YOUR INSTRUCTIONS: Look through the listing for the word "xlabel". Copy each line that has it.

DATA LISTING:
#####

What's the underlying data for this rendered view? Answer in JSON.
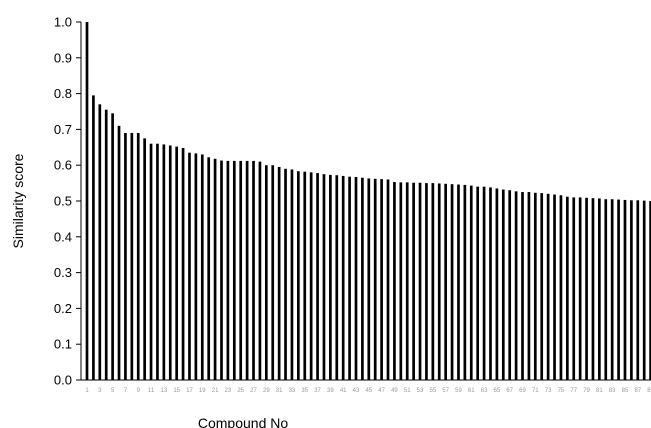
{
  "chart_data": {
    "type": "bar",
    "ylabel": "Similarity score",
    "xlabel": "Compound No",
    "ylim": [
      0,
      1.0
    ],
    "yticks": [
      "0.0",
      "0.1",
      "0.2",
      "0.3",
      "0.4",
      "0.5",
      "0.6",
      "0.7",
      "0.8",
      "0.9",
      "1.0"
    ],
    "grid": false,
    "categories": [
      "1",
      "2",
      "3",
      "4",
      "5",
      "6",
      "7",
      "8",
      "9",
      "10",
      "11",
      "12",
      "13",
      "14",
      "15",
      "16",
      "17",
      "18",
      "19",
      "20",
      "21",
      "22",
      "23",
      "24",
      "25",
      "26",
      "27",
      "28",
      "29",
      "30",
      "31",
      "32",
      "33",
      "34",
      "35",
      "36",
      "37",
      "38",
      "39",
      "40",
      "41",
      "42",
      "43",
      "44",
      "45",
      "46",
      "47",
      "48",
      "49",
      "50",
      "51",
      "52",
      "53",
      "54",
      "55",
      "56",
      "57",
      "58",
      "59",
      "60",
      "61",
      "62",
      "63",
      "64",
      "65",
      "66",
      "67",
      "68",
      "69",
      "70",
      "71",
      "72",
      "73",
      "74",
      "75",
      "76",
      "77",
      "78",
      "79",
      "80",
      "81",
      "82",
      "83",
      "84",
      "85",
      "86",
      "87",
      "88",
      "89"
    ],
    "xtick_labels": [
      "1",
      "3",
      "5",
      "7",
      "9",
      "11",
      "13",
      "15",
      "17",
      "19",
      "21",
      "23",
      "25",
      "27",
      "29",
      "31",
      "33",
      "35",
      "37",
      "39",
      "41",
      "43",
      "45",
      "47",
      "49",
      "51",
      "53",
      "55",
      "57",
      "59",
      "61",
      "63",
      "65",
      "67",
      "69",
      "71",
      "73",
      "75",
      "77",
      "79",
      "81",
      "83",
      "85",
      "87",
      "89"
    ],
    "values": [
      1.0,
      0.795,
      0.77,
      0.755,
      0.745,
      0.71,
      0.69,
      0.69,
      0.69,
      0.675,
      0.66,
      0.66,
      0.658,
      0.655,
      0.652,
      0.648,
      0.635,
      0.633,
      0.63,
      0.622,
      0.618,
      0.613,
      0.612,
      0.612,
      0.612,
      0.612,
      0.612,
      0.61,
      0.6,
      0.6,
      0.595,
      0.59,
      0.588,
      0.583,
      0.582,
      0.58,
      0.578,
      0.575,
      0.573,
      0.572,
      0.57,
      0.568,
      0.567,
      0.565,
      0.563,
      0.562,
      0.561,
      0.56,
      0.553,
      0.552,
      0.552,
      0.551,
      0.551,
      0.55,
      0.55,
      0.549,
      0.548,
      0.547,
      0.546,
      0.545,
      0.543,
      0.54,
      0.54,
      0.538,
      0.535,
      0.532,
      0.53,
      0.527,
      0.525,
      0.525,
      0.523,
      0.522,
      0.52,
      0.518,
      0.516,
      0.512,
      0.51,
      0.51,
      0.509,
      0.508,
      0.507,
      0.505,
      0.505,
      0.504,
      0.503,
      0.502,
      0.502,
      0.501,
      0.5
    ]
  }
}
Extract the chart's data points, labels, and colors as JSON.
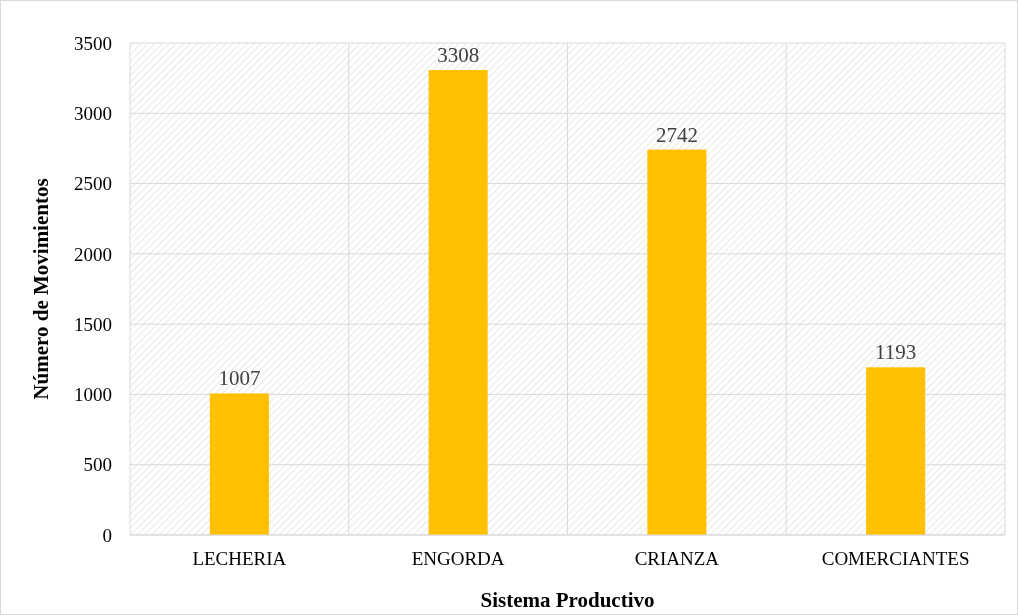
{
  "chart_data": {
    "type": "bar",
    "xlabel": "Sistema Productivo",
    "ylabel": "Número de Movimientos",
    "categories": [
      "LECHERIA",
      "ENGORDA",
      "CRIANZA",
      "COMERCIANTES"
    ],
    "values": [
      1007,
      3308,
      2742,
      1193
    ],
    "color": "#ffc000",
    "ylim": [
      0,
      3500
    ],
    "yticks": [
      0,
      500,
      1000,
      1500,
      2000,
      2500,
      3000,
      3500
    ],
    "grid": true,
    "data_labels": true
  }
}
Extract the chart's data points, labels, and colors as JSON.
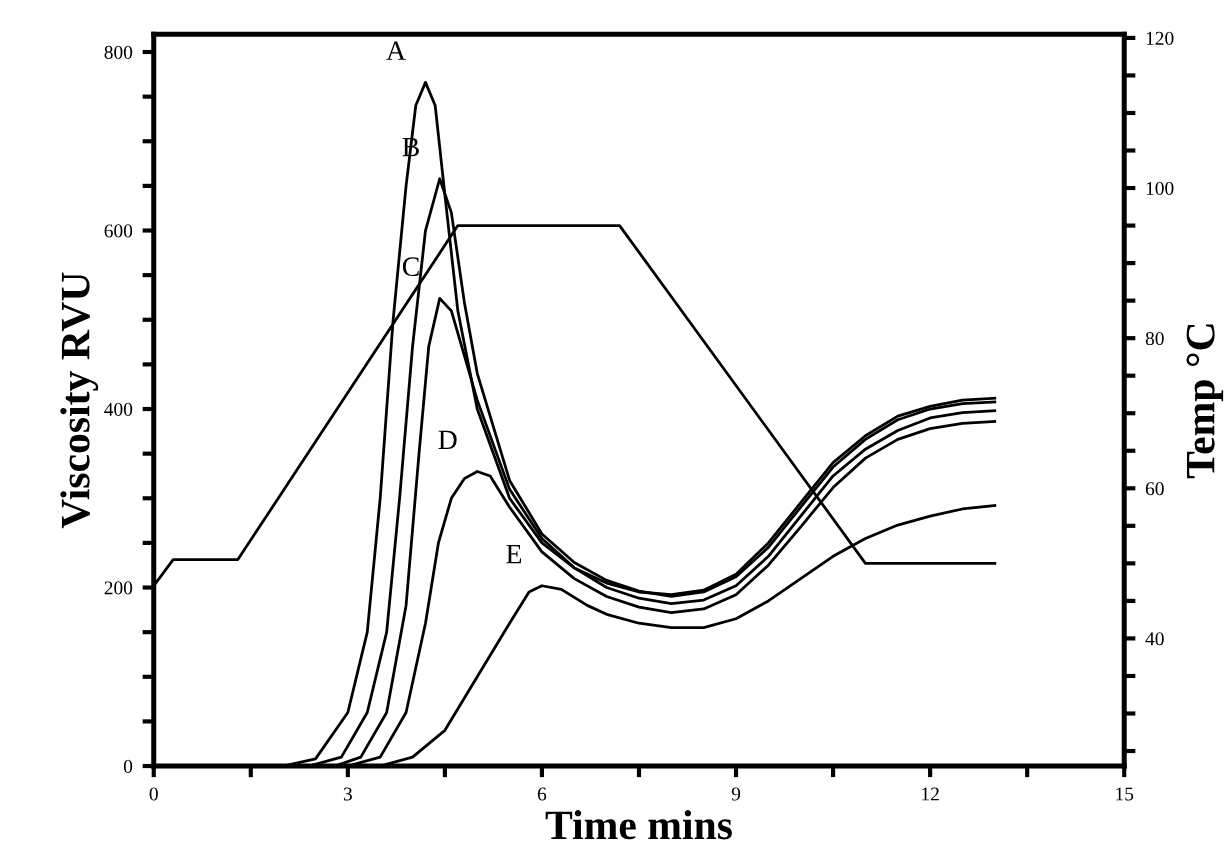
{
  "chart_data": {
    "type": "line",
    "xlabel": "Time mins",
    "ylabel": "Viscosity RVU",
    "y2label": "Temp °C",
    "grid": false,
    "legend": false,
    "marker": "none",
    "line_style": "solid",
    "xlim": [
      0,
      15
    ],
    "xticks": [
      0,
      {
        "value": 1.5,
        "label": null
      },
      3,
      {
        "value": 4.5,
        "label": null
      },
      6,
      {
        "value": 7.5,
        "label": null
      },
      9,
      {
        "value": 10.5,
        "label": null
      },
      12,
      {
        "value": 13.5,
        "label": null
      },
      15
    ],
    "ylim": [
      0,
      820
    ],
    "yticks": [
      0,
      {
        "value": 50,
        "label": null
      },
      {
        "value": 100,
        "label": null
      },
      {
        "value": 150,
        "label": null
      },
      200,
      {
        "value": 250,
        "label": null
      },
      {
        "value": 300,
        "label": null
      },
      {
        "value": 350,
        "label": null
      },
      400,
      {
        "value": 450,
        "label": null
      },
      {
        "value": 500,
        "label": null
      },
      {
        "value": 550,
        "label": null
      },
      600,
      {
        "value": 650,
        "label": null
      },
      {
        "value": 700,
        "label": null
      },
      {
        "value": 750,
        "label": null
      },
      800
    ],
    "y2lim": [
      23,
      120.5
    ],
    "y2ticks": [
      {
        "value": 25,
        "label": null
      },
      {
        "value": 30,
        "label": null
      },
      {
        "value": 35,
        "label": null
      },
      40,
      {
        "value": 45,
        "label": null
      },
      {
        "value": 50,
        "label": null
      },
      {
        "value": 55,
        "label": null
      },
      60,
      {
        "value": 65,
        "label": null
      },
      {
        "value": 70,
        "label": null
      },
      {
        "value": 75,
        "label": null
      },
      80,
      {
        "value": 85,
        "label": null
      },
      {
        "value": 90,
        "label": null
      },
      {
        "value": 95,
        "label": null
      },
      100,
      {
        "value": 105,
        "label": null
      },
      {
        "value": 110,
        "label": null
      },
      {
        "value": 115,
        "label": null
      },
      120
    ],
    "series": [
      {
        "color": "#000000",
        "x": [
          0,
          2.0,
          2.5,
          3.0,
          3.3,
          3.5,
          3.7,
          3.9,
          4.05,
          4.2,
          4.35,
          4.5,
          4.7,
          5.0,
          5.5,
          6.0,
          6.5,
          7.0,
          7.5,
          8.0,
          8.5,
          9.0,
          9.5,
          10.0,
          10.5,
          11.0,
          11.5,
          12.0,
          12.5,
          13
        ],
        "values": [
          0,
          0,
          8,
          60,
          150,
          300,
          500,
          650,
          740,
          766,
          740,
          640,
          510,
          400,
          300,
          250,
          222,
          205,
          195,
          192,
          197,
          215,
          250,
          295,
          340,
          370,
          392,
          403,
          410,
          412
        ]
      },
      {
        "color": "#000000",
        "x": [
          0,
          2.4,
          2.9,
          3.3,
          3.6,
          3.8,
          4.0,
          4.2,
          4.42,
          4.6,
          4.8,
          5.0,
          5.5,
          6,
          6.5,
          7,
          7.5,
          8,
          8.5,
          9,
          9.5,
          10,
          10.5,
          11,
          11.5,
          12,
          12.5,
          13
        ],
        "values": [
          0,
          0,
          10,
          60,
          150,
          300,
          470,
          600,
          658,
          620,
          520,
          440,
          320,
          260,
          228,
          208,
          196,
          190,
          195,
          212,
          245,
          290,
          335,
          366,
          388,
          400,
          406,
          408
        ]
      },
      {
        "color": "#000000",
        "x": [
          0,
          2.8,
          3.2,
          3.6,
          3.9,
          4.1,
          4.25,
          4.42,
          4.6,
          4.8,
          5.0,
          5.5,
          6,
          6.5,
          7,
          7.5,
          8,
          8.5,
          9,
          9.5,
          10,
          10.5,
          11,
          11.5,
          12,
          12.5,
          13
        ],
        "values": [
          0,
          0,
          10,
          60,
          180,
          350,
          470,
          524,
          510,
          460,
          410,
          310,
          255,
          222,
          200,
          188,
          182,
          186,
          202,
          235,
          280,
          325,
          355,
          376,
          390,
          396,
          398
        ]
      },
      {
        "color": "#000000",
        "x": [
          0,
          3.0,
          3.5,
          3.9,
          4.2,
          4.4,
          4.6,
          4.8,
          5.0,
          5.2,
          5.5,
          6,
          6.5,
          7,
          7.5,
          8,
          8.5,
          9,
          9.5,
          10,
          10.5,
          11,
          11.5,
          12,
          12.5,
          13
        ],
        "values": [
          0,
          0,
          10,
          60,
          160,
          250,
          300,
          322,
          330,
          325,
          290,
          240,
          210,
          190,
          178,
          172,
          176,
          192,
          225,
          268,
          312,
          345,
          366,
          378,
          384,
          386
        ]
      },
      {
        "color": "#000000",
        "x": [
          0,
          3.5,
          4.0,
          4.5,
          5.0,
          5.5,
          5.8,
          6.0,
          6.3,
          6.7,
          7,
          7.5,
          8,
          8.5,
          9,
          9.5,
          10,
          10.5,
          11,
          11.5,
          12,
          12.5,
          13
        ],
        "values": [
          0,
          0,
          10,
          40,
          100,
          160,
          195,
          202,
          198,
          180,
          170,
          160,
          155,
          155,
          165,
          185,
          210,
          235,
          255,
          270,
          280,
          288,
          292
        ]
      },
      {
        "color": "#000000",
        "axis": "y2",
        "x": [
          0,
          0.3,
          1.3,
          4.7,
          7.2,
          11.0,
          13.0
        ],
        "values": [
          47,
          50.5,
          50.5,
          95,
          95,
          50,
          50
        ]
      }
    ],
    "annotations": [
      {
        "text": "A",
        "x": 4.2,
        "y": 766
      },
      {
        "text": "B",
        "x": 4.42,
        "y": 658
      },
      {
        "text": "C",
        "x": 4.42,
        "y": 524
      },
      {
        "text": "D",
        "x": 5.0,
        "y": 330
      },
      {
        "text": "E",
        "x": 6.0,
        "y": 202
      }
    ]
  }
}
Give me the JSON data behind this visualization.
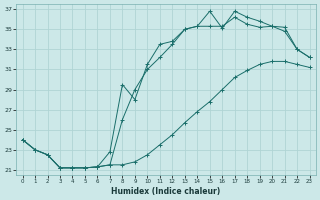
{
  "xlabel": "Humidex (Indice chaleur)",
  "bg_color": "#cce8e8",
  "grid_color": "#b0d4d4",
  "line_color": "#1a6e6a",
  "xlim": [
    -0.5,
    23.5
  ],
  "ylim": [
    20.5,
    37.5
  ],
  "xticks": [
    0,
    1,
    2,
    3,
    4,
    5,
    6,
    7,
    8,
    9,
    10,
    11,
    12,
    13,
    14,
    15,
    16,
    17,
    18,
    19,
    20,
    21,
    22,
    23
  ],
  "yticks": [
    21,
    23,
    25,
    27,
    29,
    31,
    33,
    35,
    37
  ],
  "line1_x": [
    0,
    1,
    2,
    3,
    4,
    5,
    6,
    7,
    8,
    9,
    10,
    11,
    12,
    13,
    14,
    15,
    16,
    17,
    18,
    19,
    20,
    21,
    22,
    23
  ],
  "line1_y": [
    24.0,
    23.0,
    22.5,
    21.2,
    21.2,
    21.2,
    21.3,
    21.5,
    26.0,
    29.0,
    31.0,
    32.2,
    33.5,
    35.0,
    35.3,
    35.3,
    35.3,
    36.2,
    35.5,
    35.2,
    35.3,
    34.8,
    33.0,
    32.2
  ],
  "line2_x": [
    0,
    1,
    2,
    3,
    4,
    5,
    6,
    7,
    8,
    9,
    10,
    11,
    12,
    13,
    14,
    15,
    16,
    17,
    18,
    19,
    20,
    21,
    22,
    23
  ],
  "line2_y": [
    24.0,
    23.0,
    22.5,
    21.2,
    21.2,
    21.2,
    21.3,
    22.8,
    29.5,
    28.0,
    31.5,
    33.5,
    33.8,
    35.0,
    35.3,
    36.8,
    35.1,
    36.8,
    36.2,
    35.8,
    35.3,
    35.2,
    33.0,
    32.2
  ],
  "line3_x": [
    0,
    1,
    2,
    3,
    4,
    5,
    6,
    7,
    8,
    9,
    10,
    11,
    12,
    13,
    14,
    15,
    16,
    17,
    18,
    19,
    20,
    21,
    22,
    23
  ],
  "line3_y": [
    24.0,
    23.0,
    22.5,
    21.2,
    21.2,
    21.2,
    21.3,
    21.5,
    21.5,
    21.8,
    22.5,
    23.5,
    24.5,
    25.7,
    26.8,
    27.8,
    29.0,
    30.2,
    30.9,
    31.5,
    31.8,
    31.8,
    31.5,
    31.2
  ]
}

#####

OUTPUT:
    "xlabel": "Compound No",
    "xlabel": "Sistema Productivo",
    "xlabel": "Time mins",
  "xlabel": "Humidex (Indice chaleur)",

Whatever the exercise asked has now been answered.